## Start
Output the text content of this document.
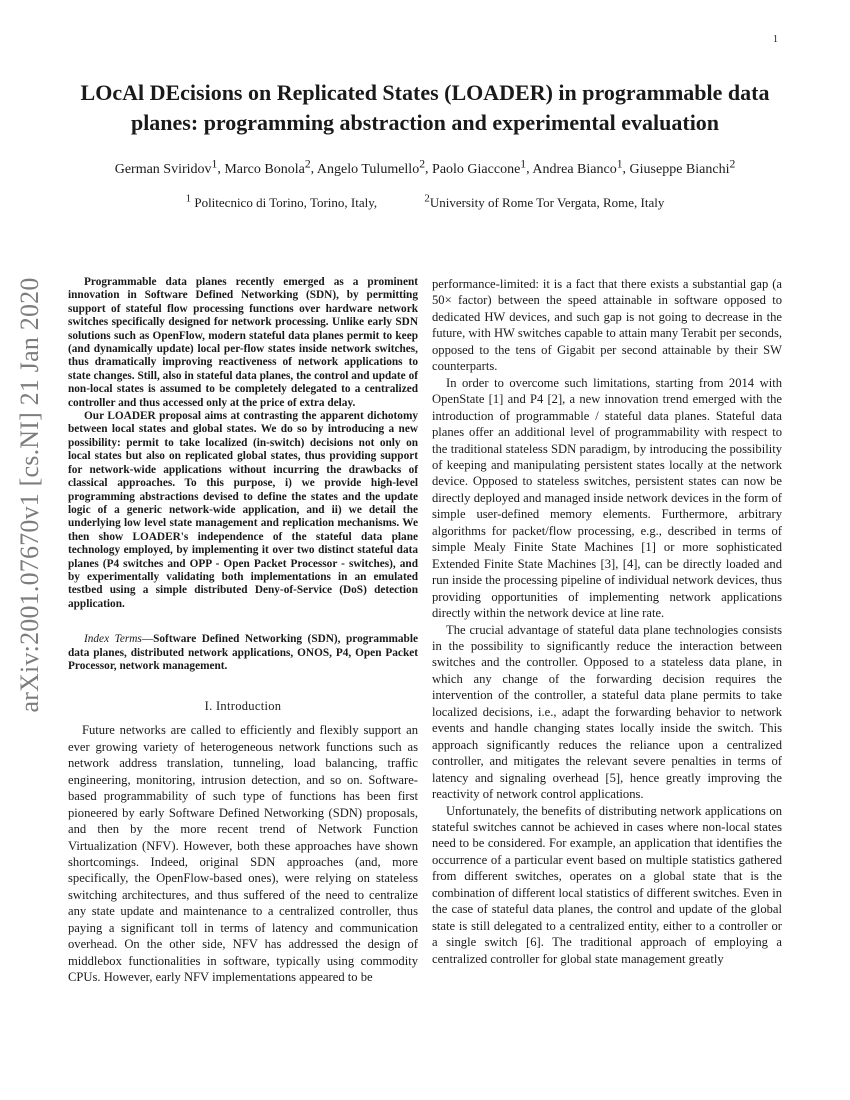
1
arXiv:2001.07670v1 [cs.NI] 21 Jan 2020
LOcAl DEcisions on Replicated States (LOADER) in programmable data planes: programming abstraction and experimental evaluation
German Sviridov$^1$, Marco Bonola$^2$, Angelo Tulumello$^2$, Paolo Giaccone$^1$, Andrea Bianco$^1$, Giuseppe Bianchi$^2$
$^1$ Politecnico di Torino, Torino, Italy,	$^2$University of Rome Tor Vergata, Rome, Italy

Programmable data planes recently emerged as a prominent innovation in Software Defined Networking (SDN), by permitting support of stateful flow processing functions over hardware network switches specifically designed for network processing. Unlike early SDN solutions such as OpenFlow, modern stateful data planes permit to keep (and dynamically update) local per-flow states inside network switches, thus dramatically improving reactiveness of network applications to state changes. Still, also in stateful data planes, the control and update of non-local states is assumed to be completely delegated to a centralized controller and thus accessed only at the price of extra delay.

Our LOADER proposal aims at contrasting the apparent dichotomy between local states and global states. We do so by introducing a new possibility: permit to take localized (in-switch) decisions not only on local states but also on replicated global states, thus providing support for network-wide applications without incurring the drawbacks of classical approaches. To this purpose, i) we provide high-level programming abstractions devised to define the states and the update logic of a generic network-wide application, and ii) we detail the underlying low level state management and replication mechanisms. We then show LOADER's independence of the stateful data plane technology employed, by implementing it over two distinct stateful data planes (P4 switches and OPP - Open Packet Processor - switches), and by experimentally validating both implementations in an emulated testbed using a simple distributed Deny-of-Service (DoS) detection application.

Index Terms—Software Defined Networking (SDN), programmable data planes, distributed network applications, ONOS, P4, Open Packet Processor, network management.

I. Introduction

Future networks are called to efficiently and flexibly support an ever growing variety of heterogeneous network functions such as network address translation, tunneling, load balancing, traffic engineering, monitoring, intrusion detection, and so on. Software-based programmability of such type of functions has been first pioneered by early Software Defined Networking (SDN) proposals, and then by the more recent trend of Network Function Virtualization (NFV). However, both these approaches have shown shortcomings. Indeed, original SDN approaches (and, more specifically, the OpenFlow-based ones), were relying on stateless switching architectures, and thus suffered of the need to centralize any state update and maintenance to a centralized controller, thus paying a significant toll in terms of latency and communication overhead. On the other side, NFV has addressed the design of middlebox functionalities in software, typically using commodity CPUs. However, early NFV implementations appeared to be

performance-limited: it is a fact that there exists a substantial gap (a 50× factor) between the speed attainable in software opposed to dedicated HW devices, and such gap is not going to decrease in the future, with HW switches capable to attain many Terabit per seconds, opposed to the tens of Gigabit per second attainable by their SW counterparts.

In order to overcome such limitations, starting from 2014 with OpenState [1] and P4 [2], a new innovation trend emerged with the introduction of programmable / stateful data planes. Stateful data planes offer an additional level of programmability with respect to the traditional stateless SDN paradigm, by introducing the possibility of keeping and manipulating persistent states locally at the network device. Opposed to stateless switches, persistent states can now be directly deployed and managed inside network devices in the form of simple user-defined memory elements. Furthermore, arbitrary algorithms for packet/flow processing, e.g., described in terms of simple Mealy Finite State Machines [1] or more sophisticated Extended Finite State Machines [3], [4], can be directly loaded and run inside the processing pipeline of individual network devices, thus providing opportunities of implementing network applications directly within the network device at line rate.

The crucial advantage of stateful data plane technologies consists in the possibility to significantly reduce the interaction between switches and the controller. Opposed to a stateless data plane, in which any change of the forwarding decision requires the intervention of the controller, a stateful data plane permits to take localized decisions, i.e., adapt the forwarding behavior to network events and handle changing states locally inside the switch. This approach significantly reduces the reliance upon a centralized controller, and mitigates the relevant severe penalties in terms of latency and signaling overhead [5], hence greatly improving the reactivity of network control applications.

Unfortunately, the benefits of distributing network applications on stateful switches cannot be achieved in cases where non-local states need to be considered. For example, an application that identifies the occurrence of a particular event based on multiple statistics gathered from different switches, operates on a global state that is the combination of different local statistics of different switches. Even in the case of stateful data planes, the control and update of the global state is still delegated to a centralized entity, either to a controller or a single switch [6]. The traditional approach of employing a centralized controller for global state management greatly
## End
## Start
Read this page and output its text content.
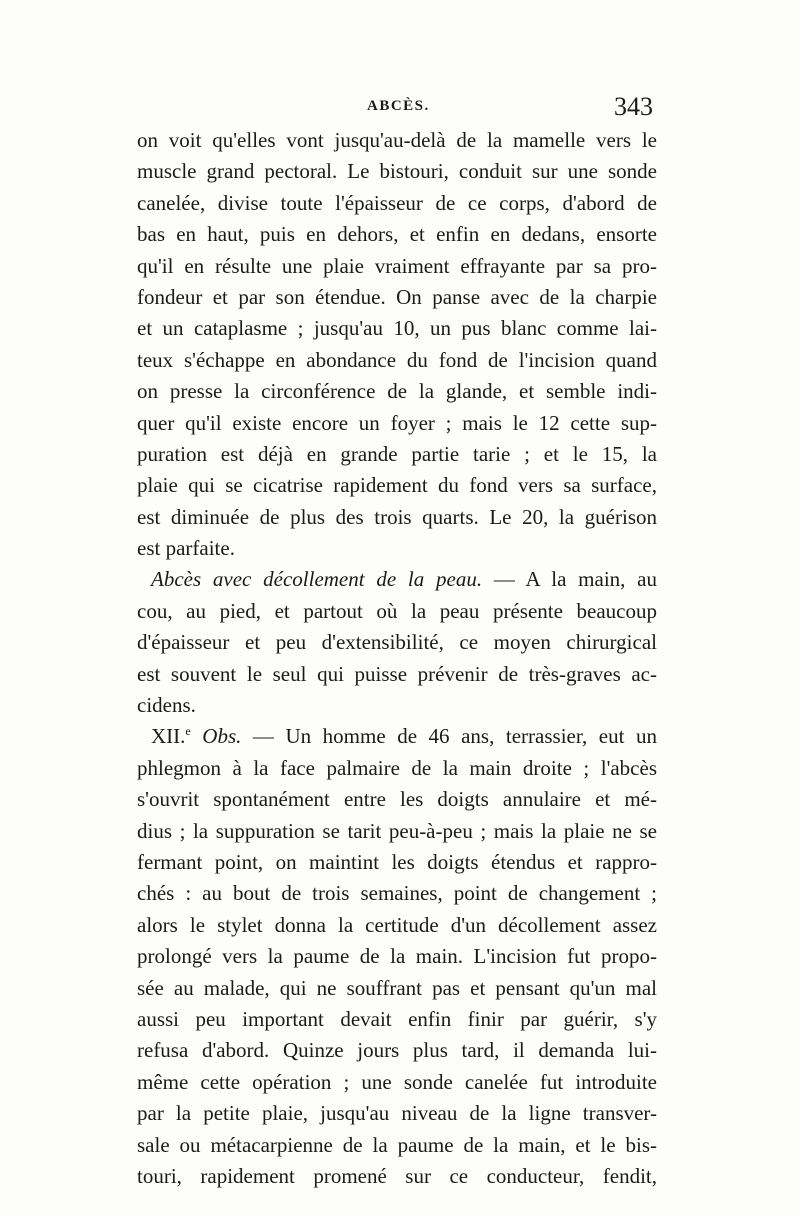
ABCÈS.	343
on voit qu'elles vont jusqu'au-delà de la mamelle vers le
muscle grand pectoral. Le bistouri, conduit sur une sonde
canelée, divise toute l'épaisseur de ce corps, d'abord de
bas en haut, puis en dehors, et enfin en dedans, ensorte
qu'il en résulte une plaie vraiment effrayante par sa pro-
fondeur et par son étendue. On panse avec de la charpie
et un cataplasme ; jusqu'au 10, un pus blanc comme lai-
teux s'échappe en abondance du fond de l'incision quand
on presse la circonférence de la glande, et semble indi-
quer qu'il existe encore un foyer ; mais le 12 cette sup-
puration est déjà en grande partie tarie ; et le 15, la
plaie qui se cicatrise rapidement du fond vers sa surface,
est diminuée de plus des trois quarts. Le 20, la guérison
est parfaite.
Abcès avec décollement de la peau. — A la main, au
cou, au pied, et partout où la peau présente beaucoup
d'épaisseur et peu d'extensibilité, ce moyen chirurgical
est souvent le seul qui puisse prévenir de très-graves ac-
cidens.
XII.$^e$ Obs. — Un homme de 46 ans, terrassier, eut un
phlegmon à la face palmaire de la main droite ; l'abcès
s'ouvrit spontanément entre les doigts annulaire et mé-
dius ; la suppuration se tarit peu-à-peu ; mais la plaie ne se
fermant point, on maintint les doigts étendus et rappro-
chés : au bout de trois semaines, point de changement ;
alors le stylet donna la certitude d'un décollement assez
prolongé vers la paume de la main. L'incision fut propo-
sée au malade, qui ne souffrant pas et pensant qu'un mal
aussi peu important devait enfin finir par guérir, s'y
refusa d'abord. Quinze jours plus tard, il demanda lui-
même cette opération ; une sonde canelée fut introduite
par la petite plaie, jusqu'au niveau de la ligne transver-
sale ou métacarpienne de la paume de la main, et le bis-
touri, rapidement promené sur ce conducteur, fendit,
## End
● Short exercise
From the listing above, copy every line that holds the string "cette".

● Complete answer
quer qu'il existe encore un foyer ; mais le 12 cette sup-
même cette opération ; une sonde canelée fut introduite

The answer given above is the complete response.